EXERCISE INSTRUCTIONS:
Select the lines that hold the word "BLACKBEARD" and copy each one.

RECORDS FOR THE EXERCISE:

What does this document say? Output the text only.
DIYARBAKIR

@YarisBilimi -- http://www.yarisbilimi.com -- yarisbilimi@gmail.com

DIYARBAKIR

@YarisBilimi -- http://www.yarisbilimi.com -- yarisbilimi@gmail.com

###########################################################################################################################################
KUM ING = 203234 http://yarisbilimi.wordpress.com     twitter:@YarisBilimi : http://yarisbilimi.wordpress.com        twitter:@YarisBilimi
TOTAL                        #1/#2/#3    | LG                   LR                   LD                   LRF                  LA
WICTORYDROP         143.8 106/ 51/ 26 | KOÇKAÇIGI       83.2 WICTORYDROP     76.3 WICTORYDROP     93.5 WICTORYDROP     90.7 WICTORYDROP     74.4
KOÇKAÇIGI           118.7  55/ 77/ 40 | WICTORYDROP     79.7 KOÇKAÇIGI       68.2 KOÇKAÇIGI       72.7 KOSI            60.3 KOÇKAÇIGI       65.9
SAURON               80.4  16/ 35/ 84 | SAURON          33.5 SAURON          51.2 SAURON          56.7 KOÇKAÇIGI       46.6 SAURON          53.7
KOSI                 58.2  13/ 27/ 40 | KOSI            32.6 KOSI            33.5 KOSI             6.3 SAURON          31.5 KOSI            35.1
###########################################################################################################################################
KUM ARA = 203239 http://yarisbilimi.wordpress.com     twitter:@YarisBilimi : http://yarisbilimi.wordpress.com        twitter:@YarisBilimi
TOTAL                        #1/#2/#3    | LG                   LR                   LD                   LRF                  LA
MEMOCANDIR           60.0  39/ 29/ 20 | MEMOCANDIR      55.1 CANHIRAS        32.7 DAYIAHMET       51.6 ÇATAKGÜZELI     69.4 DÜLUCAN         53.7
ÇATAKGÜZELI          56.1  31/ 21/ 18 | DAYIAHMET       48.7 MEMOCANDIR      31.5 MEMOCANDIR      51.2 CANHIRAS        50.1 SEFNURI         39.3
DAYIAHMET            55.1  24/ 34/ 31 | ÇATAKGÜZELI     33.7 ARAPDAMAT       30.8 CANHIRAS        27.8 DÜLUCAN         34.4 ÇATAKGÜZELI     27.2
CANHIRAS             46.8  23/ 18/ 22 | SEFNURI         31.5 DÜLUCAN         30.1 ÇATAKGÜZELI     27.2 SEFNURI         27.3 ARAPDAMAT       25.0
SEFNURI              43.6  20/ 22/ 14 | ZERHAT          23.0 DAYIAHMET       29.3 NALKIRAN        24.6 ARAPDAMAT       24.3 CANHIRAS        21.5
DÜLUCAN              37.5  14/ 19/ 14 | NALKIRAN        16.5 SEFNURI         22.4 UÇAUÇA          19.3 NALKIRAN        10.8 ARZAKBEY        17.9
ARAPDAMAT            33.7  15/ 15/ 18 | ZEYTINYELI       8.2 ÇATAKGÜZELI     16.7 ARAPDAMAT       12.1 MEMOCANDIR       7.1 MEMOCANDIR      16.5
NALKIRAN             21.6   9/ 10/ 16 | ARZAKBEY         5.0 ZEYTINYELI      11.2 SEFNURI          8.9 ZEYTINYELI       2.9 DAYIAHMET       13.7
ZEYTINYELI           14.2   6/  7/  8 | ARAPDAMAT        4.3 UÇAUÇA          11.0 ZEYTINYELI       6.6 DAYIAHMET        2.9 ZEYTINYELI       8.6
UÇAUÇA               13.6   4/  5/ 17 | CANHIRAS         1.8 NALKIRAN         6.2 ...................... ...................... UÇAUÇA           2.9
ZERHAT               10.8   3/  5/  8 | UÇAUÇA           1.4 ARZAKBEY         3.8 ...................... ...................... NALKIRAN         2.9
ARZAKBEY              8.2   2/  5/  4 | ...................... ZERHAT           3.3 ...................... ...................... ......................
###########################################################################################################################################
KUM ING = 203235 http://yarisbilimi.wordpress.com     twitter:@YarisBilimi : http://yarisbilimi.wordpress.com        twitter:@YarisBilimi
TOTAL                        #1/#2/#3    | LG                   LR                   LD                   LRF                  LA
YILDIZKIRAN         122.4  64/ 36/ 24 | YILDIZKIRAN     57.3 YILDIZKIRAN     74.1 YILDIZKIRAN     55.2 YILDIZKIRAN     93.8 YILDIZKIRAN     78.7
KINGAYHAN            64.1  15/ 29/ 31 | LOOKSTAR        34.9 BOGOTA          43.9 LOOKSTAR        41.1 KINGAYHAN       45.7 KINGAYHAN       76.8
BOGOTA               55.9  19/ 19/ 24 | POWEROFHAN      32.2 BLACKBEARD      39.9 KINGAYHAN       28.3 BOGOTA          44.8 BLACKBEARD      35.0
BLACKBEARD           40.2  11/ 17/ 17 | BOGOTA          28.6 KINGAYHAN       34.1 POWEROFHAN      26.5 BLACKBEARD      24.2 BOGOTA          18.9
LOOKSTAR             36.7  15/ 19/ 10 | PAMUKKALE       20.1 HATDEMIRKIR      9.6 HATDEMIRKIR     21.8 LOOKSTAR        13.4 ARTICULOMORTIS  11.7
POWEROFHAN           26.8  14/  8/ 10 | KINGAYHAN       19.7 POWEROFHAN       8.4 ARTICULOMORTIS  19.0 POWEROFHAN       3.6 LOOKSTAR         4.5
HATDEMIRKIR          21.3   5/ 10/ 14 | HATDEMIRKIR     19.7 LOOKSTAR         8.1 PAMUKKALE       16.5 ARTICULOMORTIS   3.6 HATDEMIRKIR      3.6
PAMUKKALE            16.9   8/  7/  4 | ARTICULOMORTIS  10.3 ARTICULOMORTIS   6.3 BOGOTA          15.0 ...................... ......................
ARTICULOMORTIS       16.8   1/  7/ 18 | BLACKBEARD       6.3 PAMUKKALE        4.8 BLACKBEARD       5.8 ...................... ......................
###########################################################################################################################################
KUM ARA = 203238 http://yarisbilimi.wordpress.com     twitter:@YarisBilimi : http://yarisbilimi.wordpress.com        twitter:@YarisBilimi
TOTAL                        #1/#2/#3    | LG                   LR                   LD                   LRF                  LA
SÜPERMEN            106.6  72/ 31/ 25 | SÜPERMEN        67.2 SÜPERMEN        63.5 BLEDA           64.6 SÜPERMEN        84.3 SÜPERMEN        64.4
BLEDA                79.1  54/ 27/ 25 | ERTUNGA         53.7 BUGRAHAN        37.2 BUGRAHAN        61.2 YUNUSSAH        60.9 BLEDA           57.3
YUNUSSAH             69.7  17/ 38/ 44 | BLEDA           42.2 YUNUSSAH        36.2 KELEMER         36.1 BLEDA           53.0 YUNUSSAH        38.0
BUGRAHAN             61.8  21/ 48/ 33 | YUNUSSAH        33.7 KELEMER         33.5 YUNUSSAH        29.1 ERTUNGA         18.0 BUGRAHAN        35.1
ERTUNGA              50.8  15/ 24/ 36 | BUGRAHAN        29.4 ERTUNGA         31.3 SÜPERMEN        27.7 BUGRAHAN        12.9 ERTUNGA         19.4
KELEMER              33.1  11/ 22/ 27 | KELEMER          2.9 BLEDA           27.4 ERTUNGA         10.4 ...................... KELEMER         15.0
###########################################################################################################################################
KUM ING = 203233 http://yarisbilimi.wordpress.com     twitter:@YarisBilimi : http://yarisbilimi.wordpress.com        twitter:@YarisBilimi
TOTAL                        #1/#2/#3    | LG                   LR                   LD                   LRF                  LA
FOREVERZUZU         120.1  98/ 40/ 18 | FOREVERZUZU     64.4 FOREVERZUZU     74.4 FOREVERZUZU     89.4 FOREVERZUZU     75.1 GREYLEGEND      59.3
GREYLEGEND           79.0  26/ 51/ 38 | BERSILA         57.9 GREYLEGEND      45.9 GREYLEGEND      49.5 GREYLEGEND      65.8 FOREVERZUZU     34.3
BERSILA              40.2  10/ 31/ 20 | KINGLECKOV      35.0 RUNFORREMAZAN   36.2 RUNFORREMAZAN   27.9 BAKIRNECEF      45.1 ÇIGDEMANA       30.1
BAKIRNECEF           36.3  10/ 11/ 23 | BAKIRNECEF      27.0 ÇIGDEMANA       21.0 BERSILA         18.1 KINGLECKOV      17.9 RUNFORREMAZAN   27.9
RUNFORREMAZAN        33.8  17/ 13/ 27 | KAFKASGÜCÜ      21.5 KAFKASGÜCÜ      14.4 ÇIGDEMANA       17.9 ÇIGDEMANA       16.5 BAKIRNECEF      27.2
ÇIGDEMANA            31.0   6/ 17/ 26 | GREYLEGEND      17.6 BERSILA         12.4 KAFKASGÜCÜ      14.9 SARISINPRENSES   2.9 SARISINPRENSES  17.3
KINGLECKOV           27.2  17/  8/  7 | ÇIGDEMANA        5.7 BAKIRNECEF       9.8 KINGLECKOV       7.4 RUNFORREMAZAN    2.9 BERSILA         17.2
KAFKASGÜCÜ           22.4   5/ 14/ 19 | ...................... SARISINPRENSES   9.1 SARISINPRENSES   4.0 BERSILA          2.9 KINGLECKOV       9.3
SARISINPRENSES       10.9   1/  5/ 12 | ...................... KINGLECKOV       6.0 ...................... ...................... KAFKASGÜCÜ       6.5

OUTPUT BELOW:
BOGOTA               55.9  19/ 19/ 24 | POWEROFHAN      32.2 BLACKBEARD      39.9 KINGAYHAN       28.3 BOGOTA          44.8 BLACKBEARD      35.0
BLACKBEARD           40.2  11/ 17/ 17 | BOGOTA          28.6 KINGAYHAN       34.1 POWEROFHAN      26.5 BLACKBEARD      24.2 BOGOTA          18.9
ARTICULOMORTIS       16.8   1/  7/ 18 | BLACKBEARD       6.3 PAMUKKALE        4.8 BLACKBEARD       5.8 ...................... ......................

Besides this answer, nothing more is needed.